Reproduce the records that follow in full, excluding any picture they contain.
++++ Supplied material ++++
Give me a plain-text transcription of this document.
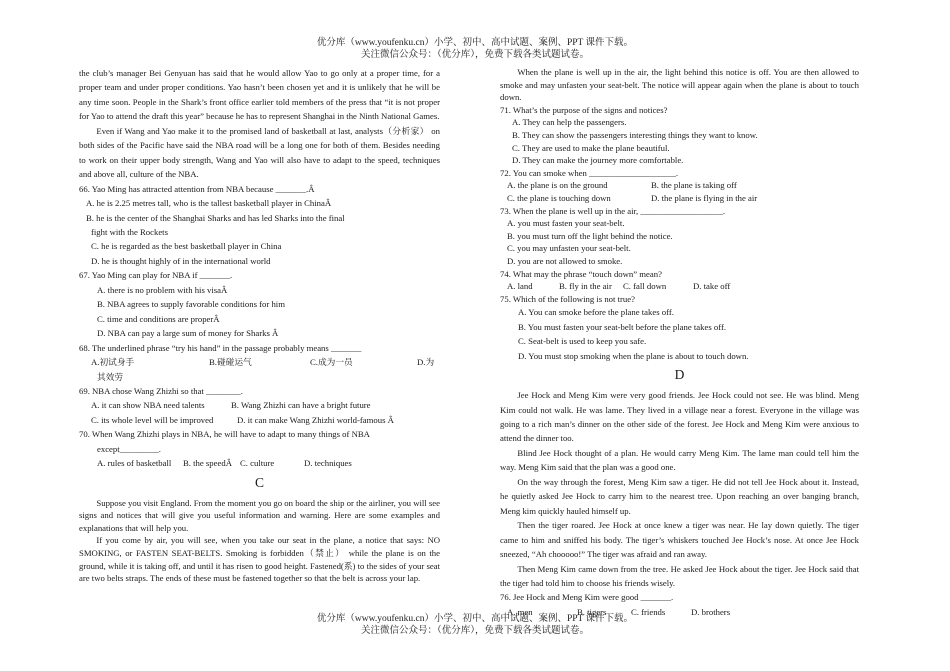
优分库（www.youfenku.cn）小学、初中、高中试题、案例、PPT 课件下载。
关注微信公众号：（优分库），免费下载各类试题试卷。

the club’s manager Bei Genyuan has said that he would allow Yao to go only at a proper time, for a proper team and under proper conditions. Yao hasn’t been chosen yet and it is unlikely that he will be any time soon. People in the Shark’s front office earlier told members of the press that “it is not proper for Yao to attend the draft this year” because he has to represent Shanghai in the Ninth National Games.

Even if Wang and Yao make it to the promised land of basketball at last, analysts（分析家） on both sides of the Pacific have said the NBA road will be a long one for both of them. Besides needing to work on their upper body strength, Wang and Yao will also have to adapt to the speed, techniques and above all, culture of the NBA.

66. Yao Ming has attracted attention from NBA because _______.Â

A. he is 2.25 metres tall, who is the tallest basketball player in ChinaÂ

B. he is the center of the Shanghai Sharks and has led Sharks into the final

fight with the Rockets

C. he is regarded as the best basketball player in China

D. he is thought highly of in the international world

67. Yao Ming can play for NBA if _______.

A. there is no problem with his visaÂ

B. NBA agrees to supply favorable conditions for him

C. time and conditions are properÂ

D. NBA can pay a large sum of money for Sharks Â

68. The underlined phrase “try his hand” in the passage probably means _______

A.初试身手	B.碰碰运气	C.成为一员	D.为

其效劳

69. NBA chose Wang Zhizhi so that ________.

A. it can show NBA need talents	B. Wang Zhizhi can have a bright future
C. its whole level will be improved	D. it can make Wang Zhizhi world-famous Â

70. When Wang Zhizhi plays in NBA, he will have to adapt to many things of NBA

except_________.

A. rules of basketball	B. the speedÂ C. culture	D. techniques

C

Suppose you visit England. From the moment you go on board the ship or the airliner, you will see signs and notices that will give you useful information and warning. Here are some examples and explanations that will help you.

If you come by air, you will see, when you take our seat in the plane, a notice that says: NO SMOKING, or FASTEN SEAT-BELTS. Smoking is forbidden（禁止） while the plane is on the ground, while it is taking off, and until it has risen to good height. Fastened(系) to the sides of your seat are two belts straps. The ends of these must be fastened together so that the belt is across your lap.

When the plane is well up in the air, the light behind this notice is off. You are then allowed to smoke and may unfasten your seat-belt. The notice will appear again when the plane is about to touch down.

71. What’s the purpose of the signs and notices?

A. They can help the passengers.

B. They can show the passengers interesting things they want to know.

C. They are used to make the plane beautiful.

D. They can make the journey more comfortable.

72. You can smoke when ____________________.

A. the plane is on the ground	B. the plane is taking off
C. the plane is touching down	D. the plane is flying in the air

73. When the plane is well up in the air, ___________________.

A. you must fasten your seat-belt.

B. you must turn off the light behind the notice.

C. you may unfasten your seat-belt.

D. you are not allowed to smoke.

74. What may the phrase “touch down” mean?

A. land	B. fly in the air	C. fall down	D. take off

75. Which of the following is not true?

A. You can smoke before the plane takes off.

B. You must fasten your seat-belt before the plane takes off.

C. Seat-belt is used to keep you safe.

D. You must stop smoking when the plane is about to touch down.

D

Jee Hock and Meng Kim were very good friends. Jee Hock could not see. He was blind. Meng Kim could not walk. He was lame. They lived in a village near a forest. Everyone in the village was going to a rich man’s dinner on the other side of the forest. Jee Hock and Meng Kim were anxious to attend the dinner too.

Blind Jee Hock thought of a plan. He would carry Meng Kim. The lame man could tell him the way. Meng Kim said that the plan was a good one.

On the way through the forest, Meng Kim saw a tiger. He did not tell Jee Hock about it. Instead, he quietly asked Jee Hock to carry him to the nearest tree. Upon reaching an over banging branch, Meng kim quickly hauled himself up.

Then the tiger roared. Jee Hock at once knew a tiger was near. He lay down quietly. The tiger came to him and sniffed his body. The tiger’s whiskers touched Jee Hock’s nose. At once Jee Hock sneezed, “Ah chooooo!” The tiger was afraid and ran away.

Then Meng Kim came down from the tree. He asked Jee Hock about the tiger. Jee Hock said that the tiger had told him to choose his friends wisely.

76. Jee Hock and Meng Kim were good _______.

A. men	B. tigers	C. friends	D. brothers
优分库（www.youfenku.cn）小学、初中、高中试题、案例、PPT 课件下载。
关注微信公众号：（优分库），免费下载各类试题试卷。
++++
Response for this exercise –
Give me a plain-text transcription of this document.
优分库（www.youfenku.cn）小学、初中、高中试题、案例、PPT 课件下载。
关注微信公众号：（优分库），免费下载各类试题试卷。

the club’s manager Bei Genyuan has said that he would allow Yao to go only at a proper time, for a proper team and under proper conditions. Yao hasn’t been chosen yet and it is unlikely that he will be any time soon. People in the Shark’s front office earlier told members of the press that “it is not proper for Yao to attend the draft this year” because he has to represent Shanghai in the Ninth National Games.

Even if Wang and Yao make it to the promised land of basketball at last, analysts（分析家） on both sides of the Pacific have said the NBA road will be a long one for both of them. Besides needing to work on their upper body strength, Wang and Yao will also have to adapt to the speed, techniques and above all, culture of the NBA.

66. Yao Ming has attracted attention from NBA because _______.Â

A. he is 2.25 metres tall, who is the tallest basketball player in ChinaÂ

B. he is the center of the Shanghai Sharks and has led Sharks into the final

fight with the Rockets

C. he is regarded as the best basketball player in China

D. he is thought highly of in the international world

67. Yao Ming can play for NBA if _______.

A. there is no problem with his visaÂ

B. NBA agrees to supply favorable conditions for him

C. time and conditions are properÂ

D. NBA can pay a large sum of money for Sharks Â

68. The underlined phrase “try his hand” in the passage probably means _______

A.初试身手	B.碰碰运气	C.成为一员	D.为

其效劳

69. NBA chose Wang Zhizhi so that ________.

A. it can show NBA need talents	B. Wang Zhizhi can have a bright future
C. its whole level will be improved	D. it can make Wang Zhizhi world-famous Â

70. When Wang Zhizhi plays in NBA, he will have to adapt to many things of NBA

except_________.

A. rules of basketball	B. the speedÂ C. culture	D. techniques

C

Suppose you visit England. From the moment you go on board the ship or the airliner, you will see signs and notices that will give you useful information and warning. Here are some examples and explanations that will help you.

If you come by air, you will see, when you take our seat in the plane, a notice that says: NO SMOKING, or FASTEN SEAT-BELTS. Smoking is forbidden（禁止） while the plane is on the ground, while it is taking off, and until it has risen to good height. Fastened(系) to the sides of your seat are two belts straps. The ends of these must be fastened together so that the belt is across your lap.

When the plane is well up in the air, the light behind this notice is off. You are then allowed to smoke and may unfasten your seat-belt. The notice will appear again when the plane is about to touch down.

71. What’s the purpose of the signs and notices?

A. They can help the passengers.

B. They can show the passengers interesting things they want to know.

C. They are used to make the plane beautiful.

D. They can make the journey more comfortable.

72. You can smoke when ____________________.

A. the plane is on the ground	B. the plane is taking off
C. the plane is touching down	D. the plane is flying in the air

73. When the plane is well up in the air, ___________________.

A. you must fasten your seat-belt.

B. you must turn off the light behind the notice.

C. you may unfasten your seat-belt.

D. you are not allowed to smoke.

74. What may the phrase “touch down” mean?

A. land	B. fly in the air	C. fall down	D. take off

75. Which of the following is not true?

A. You can smoke before the plane takes off.

B. You must fasten your seat-belt before the plane takes off.

C. Seat-belt is used to keep you safe.

D. You must stop smoking when the plane is about to touch down.

D

Jee Hock and Meng Kim were very good friends. Jee Hock could not see. He was blind. Meng Kim could not walk. He was lame. They lived in a village near a forest. Everyone in the village was going to a rich man’s dinner on the other side of the forest. Jee Hock and Meng Kim were anxious to attend the dinner too.

Blind Jee Hock thought of a plan. He would carry Meng Kim. The lame man could tell him the way. Meng Kim said that the plan was a good one.

On the way through the forest, Meng Kim saw a tiger. He did not tell Jee Hock about it. Instead, he quietly asked Jee Hock to carry him to the nearest tree. Upon reaching an over banging branch, Meng kim quickly hauled himself up.

Then the tiger roared. Jee Hock at once knew a tiger was near. He lay down quietly. The tiger came to him and sniffed his body. The tiger’s whiskers touched Jee Hock’s nose. At once Jee Hock sneezed, “Ah chooooo!” The tiger was afraid and ran away.

Then Meng Kim came down from the tree. He asked Jee Hock about the tiger. Jee Hock said that the tiger had told him to choose his friends wisely.

76. Jee Hock and Meng Kim were good _______.

A. men	B. tigers	C. friends	D. brothers
优分库（www.youfenku.cn）小学、初中、高中试题、案例、PPT 课件下载。
关注微信公众号：（优分库），免费下载各类试题试卷。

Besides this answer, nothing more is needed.